• [What is expected]
Out of the lines below, please list those that hold the string "Output".

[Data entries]
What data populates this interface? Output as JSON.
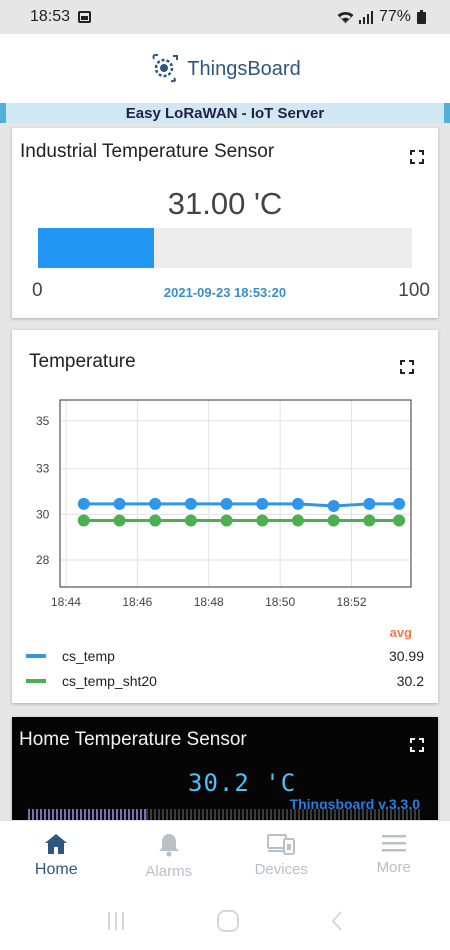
{
  "status_bar": {
    "time": "18:53",
    "battery": "77%",
    "icons": [
      "image-icon",
      "wifi-icon",
      "signal-icon",
      "battery-icon"
    ]
  },
  "header": {
    "brand": "ThingsBoard",
    "logo_icon": "thingsboard-logo-icon",
    "subtitle": "Easy LoRaWAN - IoT Server"
  },
  "card1": {
    "title": "Industrial Temperature Sensor",
    "value": "31.00 'C",
    "min": "0",
    "max": "100",
    "progress_percent": 31,
    "timestamp": "2021-09-23 18:53:20",
    "fill_color": "#2196f3"
  },
  "card2": {
    "title": "Temperature",
    "legend_header": "avg",
    "legend": [
      {
        "name": "cs_temp",
        "value": "30.99",
        "color": "#2f96ea"
      },
      {
        "name": "cs_temp_sht20",
        "value": "30.2",
        "color": "#4caf50"
      }
    ]
  },
  "chart_data": {
    "type": "line",
    "title": "Temperature",
    "xlabel": "",
    "ylabel": "",
    "x_tick_labels": [
      "18:44",
      "18:46",
      "18:48",
      "18:50",
      "18:52"
    ],
    "y_tick_labels": [
      "35",
      "33",
      "30",
      "28"
    ],
    "ylim": [
      27,
      36
    ],
    "grid": true,
    "x": [
      "18:44:30",
      "18:45:30",
      "18:46:30",
      "18:47:30",
      "18:48:30",
      "18:49:30",
      "18:50:30",
      "18:51:30",
      "18:52:30",
      "18:53:20"
    ],
    "series": [
      {
        "name": "cs_temp",
        "color": "#2f96ea",
        "values": [
          31.0,
          31.0,
          31.0,
          31.0,
          31.0,
          31.0,
          31.0,
          30.9,
          31.0,
          31.0
        ]
      },
      {
        "name": "cs_temp_sht20",
        "color": "#4caf50",
        "values": [
          30.2,
          30.2,
          30.2,
          30.2,
          30.2,
          30.2,
          30.2,
          30.2,
          30.2,
          30.2
        ]
      }
    ]
  },
  "card3": {
    "title": "Home Temperature Sensor",
    "value": "30.2 'C",
    "version": "Thingsboard v.3.3.0"
  },
  "bottom_nav": {
    "items": [
      {
        "label": "Home",
        "icon": "home-icon",
        "active": true
      },
      {
        "label": "Alarms",
        "icon": "bell-icon",
        "active": false
      },
      {
        "label": "Devices",
        "icon": "devices-icon",
        "active": false
      },
      {
        "label": "More",
        "icon": "menu-icon",
        "active": false
      }
    ]
  },
  "system_nav": {
    "icons": [
      "recent-apps-icon",
      "home-circle-icon",
      "back-icon"
    ]
  }
}
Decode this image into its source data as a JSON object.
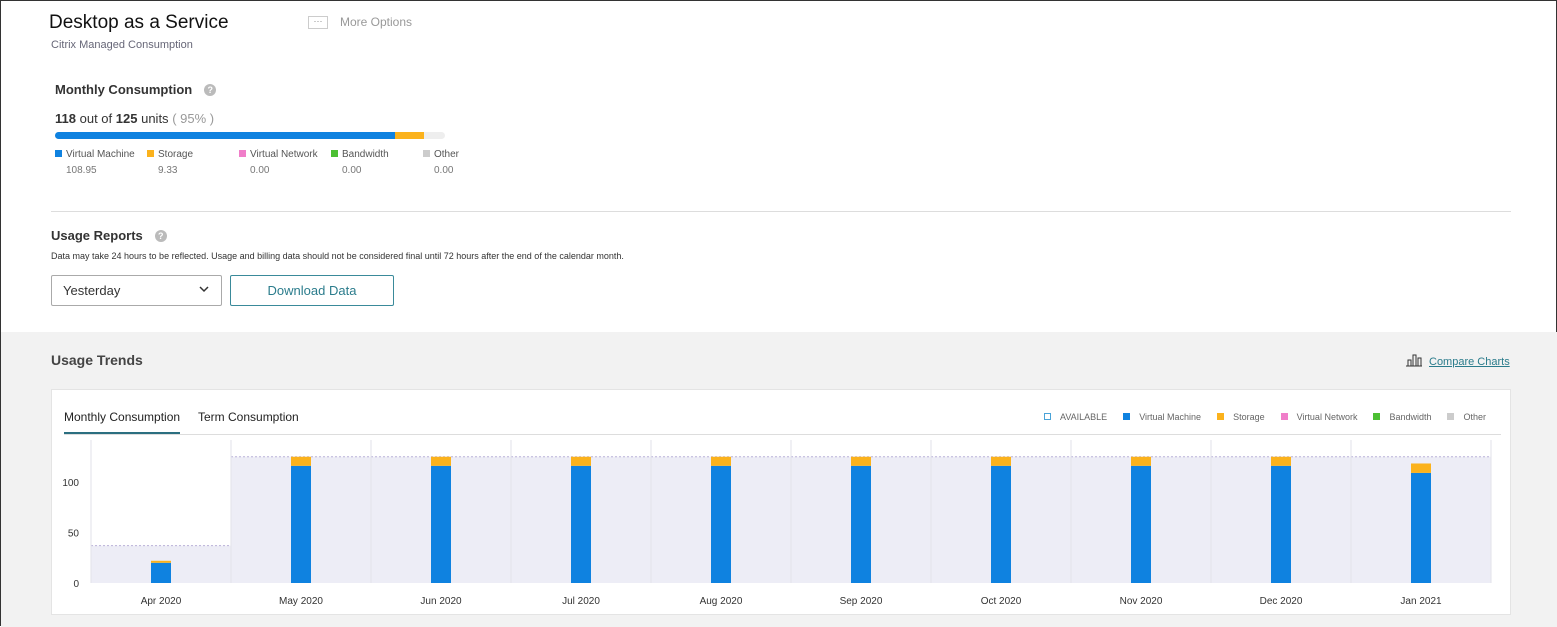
{
  "header": {
    "title": "Desktop as a Service",
    "subtitle": "Citrix Managed Consumption",
    "more_options": "More Options"
  },
  "monthly": {
    "heading": "Monthly Consumption",
    "used": "118",
    "out_of": "out of",
    "total": "125",
    "units": "units",
    "percent": "( 95% )",
    "used_fraction": 0.95,
    "items": [
      {
        "label": "Virtual Machine",
        "value": "108.95",
        "color": "#0f82e0"
      },
      {
        "label": "Storage",
        "value": "9.33",
        "color": "#fbb21c"
      },
      {
        "label": "Virtual Network",
        "value": "0.00",
        "color": "#f07ec9"
      },
      {
        "label": "Bandwidth",
        "value": "0.00",
        "color": "#4cbf33"
      },
      {
        "label": "Other",
        "value": "0.00",
        "color": "#cccccc"
      }
    ]
  },
  "reports": {
    "heading": "Usage Reports",
    "note": "Data may take 24 hours to be reflected. Usage and billing data should not be considered final until 72 hours after the end of the calendar month.",
    "range": "Yesterday",
    "download": "Download Data"
  },
  "trends": {
    "heading": "Usage Trends",
    "compare": "Compare Charts",
    "tabs": [
      "Monthly Consumption",
      "Term Consumption"
    ],
    "legend": [
      {
        "label": "AVAILABLE",
        "color": "#4aa3d8",
        "outline": true
      },
      {
        "label": "Virtual Machine",
        "color": "#0f82e0"
      },
      {
        "label": "Storage",
        "color": "#fbb21c"
      },
      {
        "label": "Virtual Network",
        "color": "#f07ec9"
      },
      {
        "label": "Bandwidth",
        "color": "#4cbf33"
      },
      {
        "label": "Other",
        "color": "#cccccc"
      }
    ]
  },
  "chart_data": {
    "type": "bar",
    "stacked": true,
    "categories": [
      "Apr 2020",
      "May 2020",
      "Jun 2020",
      "Jul 2020",
      "Aug 2020",
      "Sep 2020",
      "Oct 2020",
      "Nov 2020",
      "Dec 2020",
      "Jan 2021"
    ],
    "available": [
      37,
      125,
      125,
      125,
      125,
      125,
      125,
      125,
      125,
      125
    ],
    "series": [
      {
        "name": "Virtual Machine",
        "color": "#0f82e0",
        "values": [
          20,
          116,
          116,
          116,
          116,
          116,
          116,
          116,
          116,
          109
        ]
      },
      {
        "name": "Storage",
        "color": "#fbb21c",
        "values": [
          2,
          9,
          9,
          9,
          9,
          9,
          9,
          9,
          9,
          9.33
        ]
      }
    ],
    "yticks": [
      0,
      50,
      100
    ],
    "ylim": [
      0,
      130
    ]
  }
}
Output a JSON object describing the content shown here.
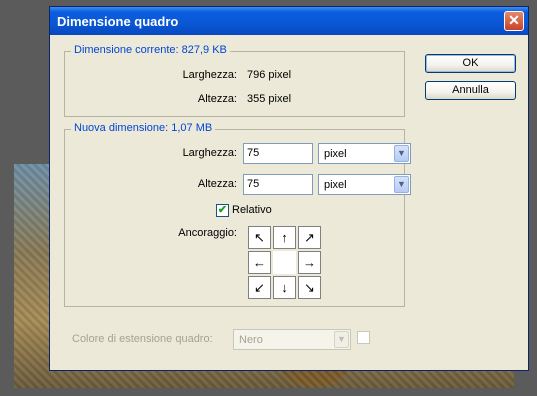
{
  "dialog": {
    "title": "Dimensione quadro",
    "close_symbol": "✕"
  },
  "current_size": {
    "label": "Dimensione corrente: 827,9 KB",
    "width_label": "Larghezza:",
    "width_value": "796 pixel",
    "height_label": "Altezza:",
    "height_value": "355 pixel"
  },
  "new_size": {
    "label": "Nuova dimensione: 1,07 MB",
    "width_label": "Larghezza:",
    "width_value": "75",
    "width_unit": "pixel",
    "height_label": "Altezza:",
    "height_value": "75",
    "height_unit": "pixel",
    "relative_label": "Relativo",
    "relative_checked": true,
    "anchor_label": "Ancoraggio:",
    "anchor_arrows": [
      "↖",
      "↑",
      "↗",
      "←",
      "",
      "→",
      "↙",
      "↓",
      "↘"
    ]
  },
  "extension": {
    "label": "Colore di estensione quadro:",
    "value": "Nero"
  },
  "buttons": {
    "ok": "OK",
    "cancel": "Annulla"
  },
  "icons": {
    "dropdown": "chevron-down-icon",
    "close": "close-icon"
  },
  "colors": {
    "title_bar": "#0a57d4",
    "group_label": "#0046d5",
    "dialog_bg": "#ece9d8"
  }
}
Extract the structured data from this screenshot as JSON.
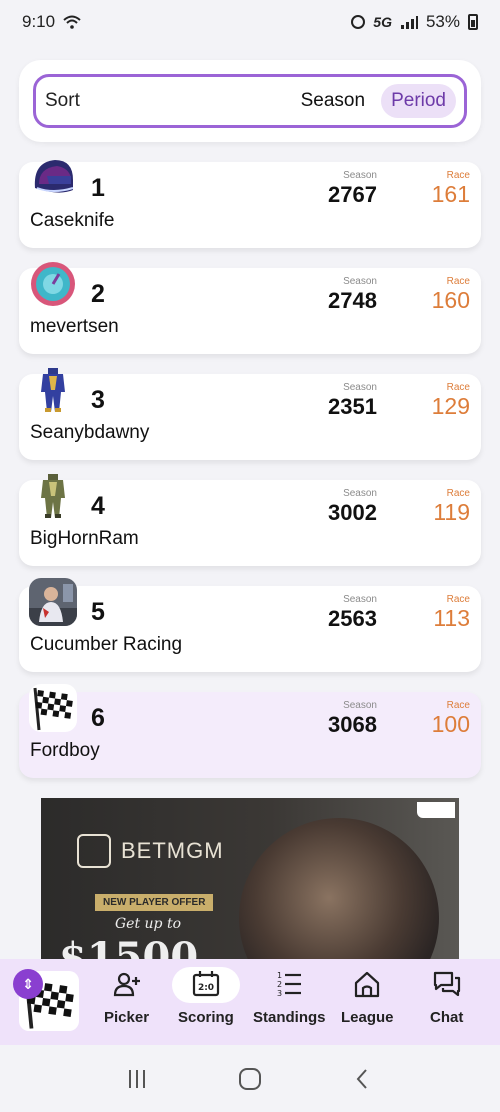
{
  "status_bar": {
    "time": "9:10",
    "network": "5G",
    "battery": "53%"
  },
  "sort": {
    "label": "Sort",
    "options": [
      "Season",
      "Period"
    ],
    "selected": "Period"
  },
  "labels": {
    "season": "Season",
    "race": "Race"
  },
  "rows": [
    {
      "rank": "1",
      "name": "Caseknife",
      "season": "2767",
      "race": "161",
      "avatar": "helmet-icon"
    },
    {
      "rank": "2",
      "name": "mevertsen",
      "season": "2748",
      "race": "160",
      "avatar": "gauge-icon"
    },
    {
      "rank": "3",
      "name": "Seanybdawny",
      "season": "2351",
      "race": "129",
      "avatar": "firesuit-icon"
    },
    {
      "rank": "4",
      "name": "BigHornRam",
      "season": "3002",
      "race": "119",
      "avatar": "firesuit-icon"
    },
    {
      "rank": "5",
      "name": "Cucumber Racing",
      "season": "2563",
      "race": "113",
      "avatar": "driver-photo"
    },
    {
      "rank": "6",
      "name": "Fordboy",
      "season": "3068",
      "race": "100",
      "avatar": "checkered-flag-icon"
    }
  ],
  "ad": {
    "brand": "BETMGM",
    "badge": "NEW PLAYER OFFER",
    "line": "Get up to",
    "amount": "$1500"
  },
  "bottom_nav": {
    "items": [
      {
        "label": "Picker",
        "icon": "add-user-icon"
      },
      {
        "label": "Scoring",
        "icon": "scoreboard-icon"
      },
      {
        "label": "Standings",
        "icon": "ranked-list-icon"
      },
      {
        "label": "League",
        "icon": "home-icon"
      },
      {
        "label": "Chat",
        "icon": "chat-icon"
      }
    ],
    "active": "Scoring"
  },
  "colors": {
    "accent": "#9b64d6",
    "race": "#dd7d3a",
    "nav_bg": "#efe2fa"
  }
}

• [Reply to the exercise]
What data populates this interface? Output as JSON.
Output a JSON object describing the content shown here.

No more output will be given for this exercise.